■ DIRECTION
Print each of the entries exactly, leaving nothing out.

■ Extracted data entries
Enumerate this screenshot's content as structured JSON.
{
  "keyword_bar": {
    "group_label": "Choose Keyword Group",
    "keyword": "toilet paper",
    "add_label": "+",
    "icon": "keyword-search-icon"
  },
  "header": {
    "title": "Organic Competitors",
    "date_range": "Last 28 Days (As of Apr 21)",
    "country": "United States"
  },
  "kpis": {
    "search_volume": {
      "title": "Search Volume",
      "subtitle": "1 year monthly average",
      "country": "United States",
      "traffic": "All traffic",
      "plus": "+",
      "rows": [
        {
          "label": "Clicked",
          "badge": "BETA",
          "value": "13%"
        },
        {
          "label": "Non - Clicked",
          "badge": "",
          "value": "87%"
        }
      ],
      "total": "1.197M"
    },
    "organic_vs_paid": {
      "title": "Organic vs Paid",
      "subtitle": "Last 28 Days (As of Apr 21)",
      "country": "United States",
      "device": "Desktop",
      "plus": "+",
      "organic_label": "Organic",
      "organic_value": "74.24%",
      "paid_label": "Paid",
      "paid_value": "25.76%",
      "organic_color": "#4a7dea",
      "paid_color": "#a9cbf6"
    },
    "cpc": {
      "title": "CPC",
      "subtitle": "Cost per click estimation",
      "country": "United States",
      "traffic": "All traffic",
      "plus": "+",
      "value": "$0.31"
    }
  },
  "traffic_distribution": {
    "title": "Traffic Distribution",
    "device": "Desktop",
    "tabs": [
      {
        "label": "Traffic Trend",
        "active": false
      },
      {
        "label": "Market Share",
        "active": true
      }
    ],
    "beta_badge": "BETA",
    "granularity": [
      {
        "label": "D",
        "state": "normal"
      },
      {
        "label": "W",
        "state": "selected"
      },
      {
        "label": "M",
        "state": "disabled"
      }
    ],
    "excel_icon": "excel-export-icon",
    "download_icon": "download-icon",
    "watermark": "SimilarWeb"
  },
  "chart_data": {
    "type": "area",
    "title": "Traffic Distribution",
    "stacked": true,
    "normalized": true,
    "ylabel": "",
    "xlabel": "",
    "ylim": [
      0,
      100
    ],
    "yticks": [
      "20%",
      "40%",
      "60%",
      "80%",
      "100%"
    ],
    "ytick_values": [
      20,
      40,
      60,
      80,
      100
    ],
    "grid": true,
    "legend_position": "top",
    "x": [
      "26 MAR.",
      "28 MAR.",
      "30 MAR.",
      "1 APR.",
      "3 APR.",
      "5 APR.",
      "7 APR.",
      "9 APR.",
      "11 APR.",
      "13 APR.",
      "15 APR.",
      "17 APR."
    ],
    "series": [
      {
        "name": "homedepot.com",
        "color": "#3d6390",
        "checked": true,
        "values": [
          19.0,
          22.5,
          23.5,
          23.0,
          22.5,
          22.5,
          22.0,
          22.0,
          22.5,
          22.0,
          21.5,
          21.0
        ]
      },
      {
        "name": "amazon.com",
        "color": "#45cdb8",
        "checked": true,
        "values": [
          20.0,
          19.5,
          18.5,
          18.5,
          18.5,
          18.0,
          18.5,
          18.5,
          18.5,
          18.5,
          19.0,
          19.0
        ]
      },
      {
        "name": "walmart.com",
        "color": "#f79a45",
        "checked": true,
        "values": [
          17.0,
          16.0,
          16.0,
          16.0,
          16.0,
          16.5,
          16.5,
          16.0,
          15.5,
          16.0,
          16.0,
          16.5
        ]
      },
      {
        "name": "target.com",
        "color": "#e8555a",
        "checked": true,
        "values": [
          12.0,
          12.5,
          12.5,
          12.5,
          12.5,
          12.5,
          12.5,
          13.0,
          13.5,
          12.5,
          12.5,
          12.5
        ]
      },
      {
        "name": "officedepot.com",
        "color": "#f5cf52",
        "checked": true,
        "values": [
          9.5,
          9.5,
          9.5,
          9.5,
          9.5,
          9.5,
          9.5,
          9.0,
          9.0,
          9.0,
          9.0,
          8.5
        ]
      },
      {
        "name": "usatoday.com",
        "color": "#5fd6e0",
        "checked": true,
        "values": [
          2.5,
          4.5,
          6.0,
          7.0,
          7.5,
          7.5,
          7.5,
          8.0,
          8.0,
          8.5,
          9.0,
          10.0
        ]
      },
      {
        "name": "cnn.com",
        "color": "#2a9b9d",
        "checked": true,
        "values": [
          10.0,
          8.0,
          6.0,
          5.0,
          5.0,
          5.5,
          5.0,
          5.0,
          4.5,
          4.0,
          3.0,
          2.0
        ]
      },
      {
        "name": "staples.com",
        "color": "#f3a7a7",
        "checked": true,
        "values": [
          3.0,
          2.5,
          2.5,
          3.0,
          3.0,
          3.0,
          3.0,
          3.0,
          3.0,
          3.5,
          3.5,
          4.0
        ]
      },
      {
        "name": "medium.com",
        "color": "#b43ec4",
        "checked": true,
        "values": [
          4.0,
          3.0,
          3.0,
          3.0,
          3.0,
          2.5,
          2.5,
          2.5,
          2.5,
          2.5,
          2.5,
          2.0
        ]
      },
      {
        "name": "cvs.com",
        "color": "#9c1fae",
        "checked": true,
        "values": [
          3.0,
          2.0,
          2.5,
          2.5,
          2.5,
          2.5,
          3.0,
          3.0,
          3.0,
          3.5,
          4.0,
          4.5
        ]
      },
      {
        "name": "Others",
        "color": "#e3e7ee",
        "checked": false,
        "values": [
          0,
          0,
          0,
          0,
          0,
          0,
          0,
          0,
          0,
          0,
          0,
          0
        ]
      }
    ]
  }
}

■ RESPONSE TO THIS TASK
Enumerate this screenshot's content as structured JSON.
{
  "keyword_bar": {
    "group_label": "Choose Keyword Group",
    "keyword": "toilet paper",
    "add_label": "+",
    "icon": "keyword-search-icon"
  },
  "header": {
    "title": "Organic Competitors",
    "date_range": "Last 28 Days (As of Apr 21)",
    "country": "United States"
  },
  "kpis": {
    "search_volume": {
      "title": "Search Volume",
      "subtitle": "1 year monthly average",
      "country": "United States",
      "traffic": "All traffic",
      "plus": "+",
      "rows": [
        {
          "label": "Clicked",
          "badge": "BETA",
          "value": "13%"
        },
        {
          "label": "Non - Clicked",
          "badge": "",
          "value": "87%"
        }
      ],
      "total": "1.197M"
    },
    "organic_vs_paid": {
      "title": "Organic vs Paid",
      "subtitle": "Last 28 Days (As of Apr 21)",
      "country": "United States",
      "device": "Desktop",
      "plus": "+",
      "organic_label": "Organic",
      "organic_value": "74.24%",
      "paid_label": "Paid",
      "paid_value": "25.76%",
      "organic_color": "#4a7dea",
      "paid_color": "#a9cbf6"
    },
    "cpc": {
      "title": "CPC",
      "subtitle": "Cost per click estimation",
      "country": "United States",
      "traffic": "All traffic",
      "plus": "+",
      "value": "$0.31"
    }
  },
  "traffic_distribution": {
    "title": "Traffic Distribution",
    "device": "Desktop",
    "tabs": [
      {
        "label": "Traffic Trend",
        "active": false
      },
      {
        "label": "Market Share",
        "active": true
      }
    ],
    "beta_badge": "BETA",
    "granularity": [
      {
        "label": "D",
        "state": "normal"
      },
      {
        "label": "W",
        "state": "selected"
      },
      {
        "label": "M",
        "state": "disabled"
      }
    ],
    "excel_icon": "excel-export-icon",
    "download_icon": "download-icon",
    "watermark": "SimilarWeb"
  },
  "chart_data": {
    "type": "area",
    "title": "Traffic Distribution",
    "stacked": true,
    "normalized": true,
    "ylabel": "",
    "xlabel": "",
    "ylim": [
      0,
      100
    ],
    "yticks": [
      "20%",
      "40%",
      "60%",
      "80%",
      "100%"
    ],
    "ytick_values": [
      20,
      40,
      60,
      80,
      100
    ],
    "grid": true,
    "legend_position": "top",
    "x": [
      "26 MAR.",
      "28 MAR.",
      "30 MAR.",
      "1 APR.",
      "3 APR.",
      "5 APR.",
      "7 APR.",
      "9 APR.",
      "11 APR.",
      "13 APR.",
      "15 APR.",
      "17 APR."
    ],
    "series": [
      {
        "name": "homedepot.com",
        "color": "#3d6390",
        "checked": true,
        "values": [
          19.0,
          22.5,
          23.5,
          23.0,
          22.5,
          22.5,
          22.0,
          22.0,
          22.5,
          22.0,
          21.5,
          21.0
        ]
      },
      {
        "name": "amazon.com",
        "color": "#45cdb8",
        "checked": true,
        "values": [
          20.0,
          19.5,
          18.5,
          18.5,
          18.5,
          18.0,
          18.5,
          18.5,
          18.5,
          18.5,
          19.0,
          19.0
        ]
      },
      {
        "name": "walmart.com",
        "color": "#f79a45",
        "checked": true,
        "values": [
          17.0,
          16.0,
          16.0,
          16.0,
          16.0,
          16.5,
          16.5,
          16.0,
          15.5,
          16.0,
          16.0,
          16.5
        ]
      },
      {
        "name": "target.com",
        "color": "#e8555a",
        "checked": true,
        "values": [
          12.0,
          12.5,
          12.5,
          12.5,
          12.5,
          12.5,
          12.5,
          13.0,
          13.5,
          12.5,
          12.5,
          12.5
        ]
      },
      {
        "name": "officedepot.com",
        "color": "#f5cf52",
        "checked": true,
        "values": [
          9.5,
          9.5,
          9.5,
          9.5,
          9.5,
          9.5,
          9.5,
          9.0,
          9.0,
          9.0,
          9.0,
          8.5
        ]
      },
      {
        "name": "usatoday.com",
        "color": "#5fd6e0",
        "checked": true,
        "values": [
          2.5,
          4.5,
          6.0,
          7.0,
          7.5,
          7.5,
          7.5,
          8.0,
          8.0,
          8.5,
          9.0,
          10.0
        ]
      },
      {
        "name": "cnn.com",
        "color": "#2a9b9d",
        "checked": true,
        "values": [
          10.0,
          8.0,
          6.0,
          5.0,
          5.0,
          5.5,
          5.0,
          5.0,
          4.5,
          4.0,
          3.0,
          2.0
        ]
      },
      {
        "name": "staples.com",
        "color": "#f3a7a7",
        "checked": true,
        "values": [
          3.0,
          2.5,
          2.5,
          3.0,
          3.0,
          3.0,
          3.0,
          3.0,
          3.0,
          3.5,
          3.5,
          4.0
        ]
      },
      {
        "name": "medium.com",
        "color": "#b43ec4",
        "checked": true,
        "values": [
          4.0,
          3.0,
          3.0,
          3.0,
          3.0,
          2.5,
          2.5,
          2.5,
          2.5,
          2.5,
          2.5,
          2.0
        ]
      },
      {
        "name": "cvs.com",
        "color": "#9c1fae",
        "checked": true,
        "values": [
          3.0,
          2.0,
          2.5,
          2.5,
          2.5,
          2.5,
          3.0,
          3.0,
          3.0,
          3.5,
          4.0,
          4.5
        ]
      },
      {
        "name": "Others",
        "color": "#e3e7ee",
        "checked": false,
        "values": [
          0,
          0,
          0,
          0,
          0,
          0,
          0,
          0,
          0,
          0,
          0,
          0
        ]
      }
    ]
  }
}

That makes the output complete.